| TASK PROMPT |
From the listing below, extract every line in which the word "Уникальный" appears.

[Collection entries]
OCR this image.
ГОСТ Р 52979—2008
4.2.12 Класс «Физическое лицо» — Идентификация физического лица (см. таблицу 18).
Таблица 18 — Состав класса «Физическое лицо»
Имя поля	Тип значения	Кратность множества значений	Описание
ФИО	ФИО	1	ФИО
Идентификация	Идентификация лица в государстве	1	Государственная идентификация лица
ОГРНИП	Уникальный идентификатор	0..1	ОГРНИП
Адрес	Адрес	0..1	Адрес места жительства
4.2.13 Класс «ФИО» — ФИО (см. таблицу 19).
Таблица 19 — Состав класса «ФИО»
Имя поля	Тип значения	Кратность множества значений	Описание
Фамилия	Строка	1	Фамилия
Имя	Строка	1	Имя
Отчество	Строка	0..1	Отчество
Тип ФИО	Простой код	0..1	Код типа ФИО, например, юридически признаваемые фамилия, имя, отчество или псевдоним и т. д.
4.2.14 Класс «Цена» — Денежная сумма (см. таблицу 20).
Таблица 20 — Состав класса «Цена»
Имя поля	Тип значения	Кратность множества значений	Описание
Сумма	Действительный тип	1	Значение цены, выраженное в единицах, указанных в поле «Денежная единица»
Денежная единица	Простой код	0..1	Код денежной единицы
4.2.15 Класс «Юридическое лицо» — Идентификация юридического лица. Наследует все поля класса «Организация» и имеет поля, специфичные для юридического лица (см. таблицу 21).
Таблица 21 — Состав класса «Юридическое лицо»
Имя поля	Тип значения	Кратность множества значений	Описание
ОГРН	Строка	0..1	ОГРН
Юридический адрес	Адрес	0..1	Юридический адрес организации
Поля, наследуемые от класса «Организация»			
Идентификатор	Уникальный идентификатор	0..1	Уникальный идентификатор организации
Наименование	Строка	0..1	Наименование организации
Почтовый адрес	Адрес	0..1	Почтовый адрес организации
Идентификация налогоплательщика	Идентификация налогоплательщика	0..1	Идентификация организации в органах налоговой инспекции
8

| FULL OUTPUT |
ОГРНИП	Уникальный идентификатор	0..1	ОГРНИП
Идентификатор	Уникальный идентификатор	0..1	Уникальный идентификатор организации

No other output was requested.